→ **RECORDS SUPPLIED**:
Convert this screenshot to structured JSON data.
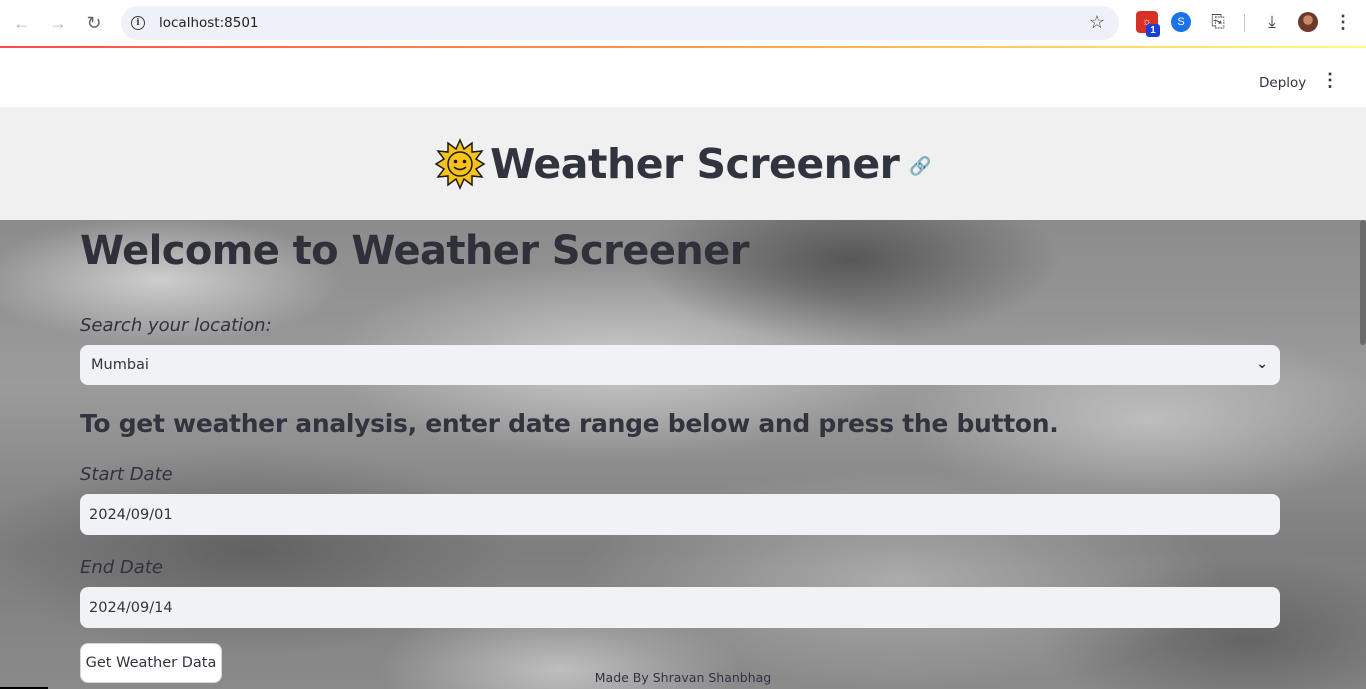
{
  "browser": {
    "url": "localhost:8501",
    "extension_badge": "1"
  },
  "header": {
    "deploy_label": "Deploy"
  },
  "app": {
    "title": "Weather Screener",
    "title_emoji": "🌞"
  },
  "main": {
    "welcome": "Welcome to Weather Screener",
    "location_label": "Search your location:",
    "location_value": "Mumbai",
    "instructions": "To get weather analysis, enter date range below and press the button.",
    "start_date_label": "Start Date",
    "start_date_value": "2024/09/01",
    "end_date_label": "End Date",
    "end_date_value": "2024/09/14",
    "button_label": "Get Weather Data",
    "footer": "Made By Shravan Shanbhag"
  },
  "colors": {
    "accent_line_start": "#ff4b4b",
    "text": "#31333f",
    "input_bg": "#f0f2f6",
    "title_band_bg": "#f0f0f0"
  }
}
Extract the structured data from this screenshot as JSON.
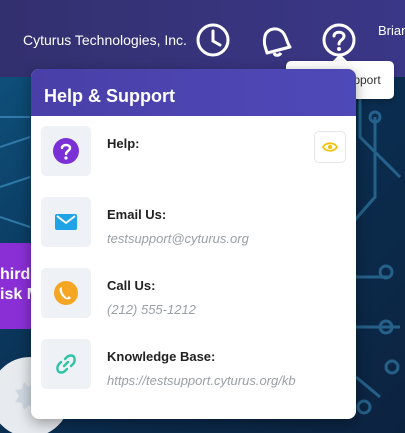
{
  "topbar": {
    "company": "Cyturus Technologies, Inc.",
    "user": "Brian",
    "icons": [
      "clock-icon",
      "bell-icon",
      "help-icon"
    ]
  },
  "tooltip": {
    "text": "Help & Support"
  },
  "background": {
    "promo_text": "hirds\nisk M"
  },
  "panel": {
    "title": "Help & Support",
    "items": [
      {
        "icon": "question-icon",
        "label": "Help:",
        "value": "",
        "color": "#7b2fd6"
      },
      {
        "icon": "mail-icon",
        "label": "Email Us:",
        "value": "testsupport@cyturus.org",
        "color": "#1ea3e6"
      },
      {
        "icon": "phone-icon",
        "label": "Call Us:",
        "value": "(212) 555-1212",
        "color": "#f5a623"
      },
      {
        "icon": "link-icon",
        "label": "Knowledge Base:",
        "value": "https://testsupport.cyturus.org/kb",
        "color": "#2ec4a6"
      }
    ]
  },
  "colors": {
    "topbar": "#3b3788",
    "panel_header": "#4a3fa8",
    "eye_accent": "#f1c40f"
  }
}
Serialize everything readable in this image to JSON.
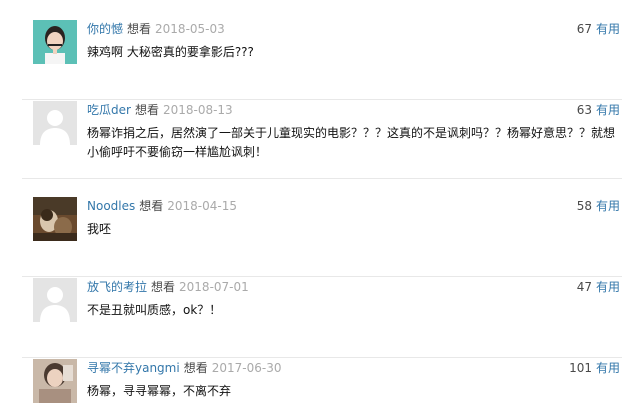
{
  "comments": [
    {
      "user": "你的憾",
      "rating_label": "想看",
      "date": "2018-05-03",
      "votes": "67",
      "useful_label": "有用",
      "text": "辣鸡啊 大秘密真的要拿影后???",
      "avatar": "photo-avatar-girl"
    },
    {
      "user": "吃瓜der",
      "rating_label": "想看",
      "date": "2018-08-13",
      "votes": "63",
      "useful_label": "有用",
      "text": "杨幂诈捐之后，居然演了一部关于儿童现实的电影？？？这真的不是讽刺吗？？杨幂好意思？？就想小偷呼吁不要偷窃一样尴尬讽刺！",
      "avatar": "default-avatar"
    },
    {
      "user": "Noodles",
      "rating_label": "想看",
      "date": "2018-04-15",
      "votes": "58",
      "useful_label": "有用",
      "text": "我呸",
      "avatar": "photo-avatar-painting"
    },
    {
      "user": "放飞的考拉",
      "rating_label": "想看",
      "date": "2018-07-01",
      "votes": "47",
      "useful_label": "有用",
      "text": "不是丑就叫质感，ok？！",
      "avatar": "default-avatar"
    },
    {
      "user": "寻幂不弃yangmi",
      "rating_label": "想看",
      "date": "2017-06-30",
      "votes": "101",
      "useful_label": "有用",
      "text": "杨幂，寻寻幂幂，不离不弃",
      "avatar": "photo-avatar-woman"
    }
  ]
}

→ **GOAL**:
Without including any picture, retype the entries exactly.

→ **TASK RESPONSE**:
Convert this screenshot to structured JSON data.
{
  "browser": {
    "url": "localhost:8501",
    "extension_badge": "1"
  },
  "header": {
    "deploy_label": "Deploy"
  },
  "app": {
    "title": "Weather Screener",
    "title_emoji": "🌞"
  },
  "main": {
    "welcome": "Welcome to Weather Screener",
    "location_label": "Search your location:",
    "location_value": "Mumbai",
    "instructions": "To get weather analysis, enter date range below and press the button.",
    "start_date_label": "Start Date",
    "start_date_value": "2024/09/01",
    "end_date_label": "End Date",
    "end_date_value": "2024/09/14",
    "button_label": "Get Weather Data",
    "footer": "Made By Shravan Shanbhag"
  },
  "colors": {
    "accent_line_start": "#ff4b4b",
    "text": "#31333f",
    "input_bg": "#f0f2f6",
    "title_band_bg": "#f0f0f0"
  }
}
Extract the structured data from this screenshot as JSON.
{
  "topbar": {
    "company": "Cyturus Technologies, Inc.",
    "user": "Brian",
    "icons": [
      "clock-icon",
      "bell-icon",
      "help-icon"
    ]
  },
  "tooltip": {
    "text": "Help & Support"
  },
  "background": {
    "promo_text": "hirds\nisk M"
  },
  "panel": {
    "title": "Help & Support",
    "items": [
      {
        "icon": "question-icon",
        "label": "Help:",
        "value": "",
        "color": "#7b2fd6"
      },
      {
        "icon": "mail-icon",
        "label": "Email Us:",
        "value": "testsupport@cyturus.org",
        "color": "#1ea3e6"
      },
      {
        "icon": "phone-icon",
        "label": "Call Us:",
        "value": "(212) 555-1212",
        "color": "#f5a623"
      },
      {
        "icon": "link-icon",
        "label": "Knowledge Base:",
        "value": "https://testsupport.cyturus.org/kb",
        "color": "#2ec4a6"
      }
    ]
  },
  "colors": {
    "topbar": "#3b3788",
    "panel_header": "#4a3fa8",
    "eye_accent": "#f1c40f"
  }
}
Serialize everything readable in this image to JSON.
{
  "comments": [
    {
      "user": "你的憾",
      "rating_label": "想看",
      "date": "2018-05-03",
      "votes": "67",
      "useful_label": "有用",
      "text": "辣鸡啊 大秘密真的要拿影后???",
      "avatar": "photo-avatar-girl"
    },
    {
      "user": "吃瓜der",
      "rating_label": "想看",
      "date": "2018-08-13",
      "votes": "63",
      "useful_label": "有用",
      "text": "杨幂诈捐之后，居然演了一部关于儿童现实的电影？？？这真的不是讽刺吗？？杨幂好意思？？就想小偷呼吁不要偷窃一样尴尬讽刺！",
      "avatar": "default-avatar"
    },
    {
      "user": "Noodles",
      "rating_label": "想看",
      "date": "2018-04-15",
      "votes": "58",
      "useful_label": "有用",
      "text": "我呸",
      "avatar": "photo-avatar-painting"
    },
    {
      "user": "放飞的考拉",
      "rating_label": "想看",
      "date": "2018-07-01",
      "votes": "47",
      "useful_label": "有用",
      "text": "不是丑就叫质感，ok？！",
      "avatar": "default-avatar"
    },
    {
      "user": "寻幂不弃yangmi",
      "rating_label": "想看",
      "date": "2017-06-30",
      "votes": "101",
      "useful_label": "有用",
      "text": "杨幂，寻寻幂幂，不离不弃",
      "avatar": "photo-avatar-woman"
    }
  ]
}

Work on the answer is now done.